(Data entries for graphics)
::::
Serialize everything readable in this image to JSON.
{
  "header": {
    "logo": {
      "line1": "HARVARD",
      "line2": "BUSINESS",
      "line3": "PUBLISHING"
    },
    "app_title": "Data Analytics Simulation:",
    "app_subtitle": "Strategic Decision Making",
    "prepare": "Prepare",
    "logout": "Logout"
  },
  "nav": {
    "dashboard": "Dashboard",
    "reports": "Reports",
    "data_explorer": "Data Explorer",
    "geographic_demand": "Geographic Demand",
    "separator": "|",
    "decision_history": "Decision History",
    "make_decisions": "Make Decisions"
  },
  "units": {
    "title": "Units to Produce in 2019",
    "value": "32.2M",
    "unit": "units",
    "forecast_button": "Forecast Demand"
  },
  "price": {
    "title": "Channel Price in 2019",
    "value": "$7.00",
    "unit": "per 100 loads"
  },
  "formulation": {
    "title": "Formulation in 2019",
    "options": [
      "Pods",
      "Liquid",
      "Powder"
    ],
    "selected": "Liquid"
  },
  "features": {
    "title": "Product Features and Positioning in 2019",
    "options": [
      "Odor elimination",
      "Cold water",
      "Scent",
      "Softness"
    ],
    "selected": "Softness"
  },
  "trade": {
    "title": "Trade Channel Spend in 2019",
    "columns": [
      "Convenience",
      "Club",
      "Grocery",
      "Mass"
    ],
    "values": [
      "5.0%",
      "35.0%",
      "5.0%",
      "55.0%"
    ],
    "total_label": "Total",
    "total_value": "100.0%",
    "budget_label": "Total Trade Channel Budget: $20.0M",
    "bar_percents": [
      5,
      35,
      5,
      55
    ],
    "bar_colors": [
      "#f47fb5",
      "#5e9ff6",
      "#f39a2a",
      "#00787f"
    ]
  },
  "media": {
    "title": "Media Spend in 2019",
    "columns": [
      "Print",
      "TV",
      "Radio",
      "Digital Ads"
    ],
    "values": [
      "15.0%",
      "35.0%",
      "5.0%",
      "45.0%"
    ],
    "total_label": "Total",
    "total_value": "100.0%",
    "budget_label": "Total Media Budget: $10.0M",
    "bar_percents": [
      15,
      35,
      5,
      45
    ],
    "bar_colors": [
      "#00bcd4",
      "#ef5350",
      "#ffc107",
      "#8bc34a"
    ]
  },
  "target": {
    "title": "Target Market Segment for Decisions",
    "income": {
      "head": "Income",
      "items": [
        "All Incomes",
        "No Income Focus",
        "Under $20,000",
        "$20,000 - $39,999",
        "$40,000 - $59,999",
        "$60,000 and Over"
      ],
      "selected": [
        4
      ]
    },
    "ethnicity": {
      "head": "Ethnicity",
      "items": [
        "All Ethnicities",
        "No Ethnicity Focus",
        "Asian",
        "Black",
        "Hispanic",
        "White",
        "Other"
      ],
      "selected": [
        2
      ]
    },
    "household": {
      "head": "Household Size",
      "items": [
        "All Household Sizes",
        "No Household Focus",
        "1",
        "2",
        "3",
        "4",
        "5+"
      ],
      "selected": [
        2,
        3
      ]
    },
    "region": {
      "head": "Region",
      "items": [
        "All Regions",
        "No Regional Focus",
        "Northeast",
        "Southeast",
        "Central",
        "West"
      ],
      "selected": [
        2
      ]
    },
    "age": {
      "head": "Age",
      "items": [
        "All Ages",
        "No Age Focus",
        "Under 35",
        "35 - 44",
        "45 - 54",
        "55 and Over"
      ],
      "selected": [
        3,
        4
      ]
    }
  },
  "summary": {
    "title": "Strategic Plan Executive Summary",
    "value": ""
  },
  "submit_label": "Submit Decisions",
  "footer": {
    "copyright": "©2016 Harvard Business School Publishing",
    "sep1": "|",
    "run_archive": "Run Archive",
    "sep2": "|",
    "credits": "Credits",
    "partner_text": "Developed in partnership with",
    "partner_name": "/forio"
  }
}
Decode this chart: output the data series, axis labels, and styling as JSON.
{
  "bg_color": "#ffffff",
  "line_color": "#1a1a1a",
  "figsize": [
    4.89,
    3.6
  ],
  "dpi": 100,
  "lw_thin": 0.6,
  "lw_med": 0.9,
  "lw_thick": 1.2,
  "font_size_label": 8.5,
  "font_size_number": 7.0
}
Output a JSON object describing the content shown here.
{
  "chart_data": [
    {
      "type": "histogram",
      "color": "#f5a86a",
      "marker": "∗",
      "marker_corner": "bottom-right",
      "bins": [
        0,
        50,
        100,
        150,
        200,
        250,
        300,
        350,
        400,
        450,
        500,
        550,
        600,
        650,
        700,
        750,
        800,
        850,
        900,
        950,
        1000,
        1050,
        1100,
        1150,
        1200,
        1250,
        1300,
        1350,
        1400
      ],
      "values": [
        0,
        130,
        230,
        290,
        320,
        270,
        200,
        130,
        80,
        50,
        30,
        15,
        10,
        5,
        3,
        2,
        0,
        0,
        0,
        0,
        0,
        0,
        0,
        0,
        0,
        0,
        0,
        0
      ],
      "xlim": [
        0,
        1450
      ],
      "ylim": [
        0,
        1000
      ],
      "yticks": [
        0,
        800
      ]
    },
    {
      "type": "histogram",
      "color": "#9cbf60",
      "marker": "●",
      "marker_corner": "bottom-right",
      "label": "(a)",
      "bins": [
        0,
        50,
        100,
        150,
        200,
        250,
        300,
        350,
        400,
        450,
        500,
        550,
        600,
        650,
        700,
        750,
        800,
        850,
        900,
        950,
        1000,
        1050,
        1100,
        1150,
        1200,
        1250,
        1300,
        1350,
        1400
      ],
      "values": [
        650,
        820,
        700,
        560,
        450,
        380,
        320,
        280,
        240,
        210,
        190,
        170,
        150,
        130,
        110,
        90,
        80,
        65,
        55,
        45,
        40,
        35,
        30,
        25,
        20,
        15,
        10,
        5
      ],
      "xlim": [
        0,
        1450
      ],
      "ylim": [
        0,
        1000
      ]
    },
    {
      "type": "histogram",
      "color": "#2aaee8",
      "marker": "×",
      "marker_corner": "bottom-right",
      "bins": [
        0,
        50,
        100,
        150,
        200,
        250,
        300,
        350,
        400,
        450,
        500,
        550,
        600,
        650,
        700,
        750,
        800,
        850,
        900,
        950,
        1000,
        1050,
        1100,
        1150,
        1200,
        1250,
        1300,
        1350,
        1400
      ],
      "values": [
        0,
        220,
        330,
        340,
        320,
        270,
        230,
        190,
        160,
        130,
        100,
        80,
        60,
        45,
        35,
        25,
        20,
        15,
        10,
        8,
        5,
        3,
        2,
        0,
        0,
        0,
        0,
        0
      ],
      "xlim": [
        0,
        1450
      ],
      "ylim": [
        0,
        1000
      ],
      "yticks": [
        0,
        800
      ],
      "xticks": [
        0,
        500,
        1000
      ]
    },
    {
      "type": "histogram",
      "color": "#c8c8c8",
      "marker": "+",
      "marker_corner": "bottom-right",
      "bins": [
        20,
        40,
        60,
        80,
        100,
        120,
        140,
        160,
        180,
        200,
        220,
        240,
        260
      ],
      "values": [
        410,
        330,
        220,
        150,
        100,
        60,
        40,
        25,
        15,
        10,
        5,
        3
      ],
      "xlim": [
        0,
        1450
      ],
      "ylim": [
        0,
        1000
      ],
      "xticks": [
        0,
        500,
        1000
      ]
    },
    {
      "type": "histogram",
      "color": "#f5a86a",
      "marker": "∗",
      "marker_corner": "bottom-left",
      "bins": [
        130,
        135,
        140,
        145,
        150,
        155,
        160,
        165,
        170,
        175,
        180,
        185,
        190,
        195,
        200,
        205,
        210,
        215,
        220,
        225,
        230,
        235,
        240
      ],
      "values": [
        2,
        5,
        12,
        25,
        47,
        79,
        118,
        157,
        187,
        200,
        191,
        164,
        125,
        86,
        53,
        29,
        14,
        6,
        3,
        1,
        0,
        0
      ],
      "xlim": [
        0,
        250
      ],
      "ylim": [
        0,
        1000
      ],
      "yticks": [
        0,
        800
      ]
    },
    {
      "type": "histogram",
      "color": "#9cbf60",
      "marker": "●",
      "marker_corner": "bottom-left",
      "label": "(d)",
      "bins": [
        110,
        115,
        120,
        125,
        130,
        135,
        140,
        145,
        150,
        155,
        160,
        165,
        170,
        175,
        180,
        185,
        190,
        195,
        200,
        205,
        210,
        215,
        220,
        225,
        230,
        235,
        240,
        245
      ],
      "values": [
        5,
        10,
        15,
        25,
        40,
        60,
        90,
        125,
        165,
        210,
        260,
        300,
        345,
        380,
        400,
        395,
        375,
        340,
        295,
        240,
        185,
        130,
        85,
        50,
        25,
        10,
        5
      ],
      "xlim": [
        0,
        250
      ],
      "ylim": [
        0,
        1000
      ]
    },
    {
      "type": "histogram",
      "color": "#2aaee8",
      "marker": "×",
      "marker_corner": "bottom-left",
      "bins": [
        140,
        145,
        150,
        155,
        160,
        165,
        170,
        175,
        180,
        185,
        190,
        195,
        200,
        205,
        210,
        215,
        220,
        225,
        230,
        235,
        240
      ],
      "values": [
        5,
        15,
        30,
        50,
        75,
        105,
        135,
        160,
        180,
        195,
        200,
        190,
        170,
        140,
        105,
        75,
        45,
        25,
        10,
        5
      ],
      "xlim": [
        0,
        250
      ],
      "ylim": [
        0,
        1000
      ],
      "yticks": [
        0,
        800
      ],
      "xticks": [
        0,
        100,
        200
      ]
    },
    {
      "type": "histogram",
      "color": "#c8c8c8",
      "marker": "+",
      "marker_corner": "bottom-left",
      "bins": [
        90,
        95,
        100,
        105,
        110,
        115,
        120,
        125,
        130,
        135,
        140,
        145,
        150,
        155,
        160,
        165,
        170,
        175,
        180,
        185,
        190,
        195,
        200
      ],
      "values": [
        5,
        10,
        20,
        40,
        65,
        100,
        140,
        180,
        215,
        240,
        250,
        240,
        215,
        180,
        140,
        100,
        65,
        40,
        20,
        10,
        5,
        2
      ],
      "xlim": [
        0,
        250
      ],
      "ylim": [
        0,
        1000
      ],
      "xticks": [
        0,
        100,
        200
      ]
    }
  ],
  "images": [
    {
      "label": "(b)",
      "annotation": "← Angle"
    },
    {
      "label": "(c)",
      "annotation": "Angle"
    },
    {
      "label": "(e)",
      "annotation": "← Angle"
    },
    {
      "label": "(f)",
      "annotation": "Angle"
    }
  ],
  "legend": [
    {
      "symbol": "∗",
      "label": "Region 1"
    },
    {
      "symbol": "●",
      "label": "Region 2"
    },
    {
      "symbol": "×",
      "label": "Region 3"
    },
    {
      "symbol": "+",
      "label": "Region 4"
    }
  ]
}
::::
• _What is needed_: Identify which lines contain the word "Demand" and copy each one.

• _Written response_:
    "geographic_demand": "Geographic Demand",
    "forecast_button": "Forecast Demand"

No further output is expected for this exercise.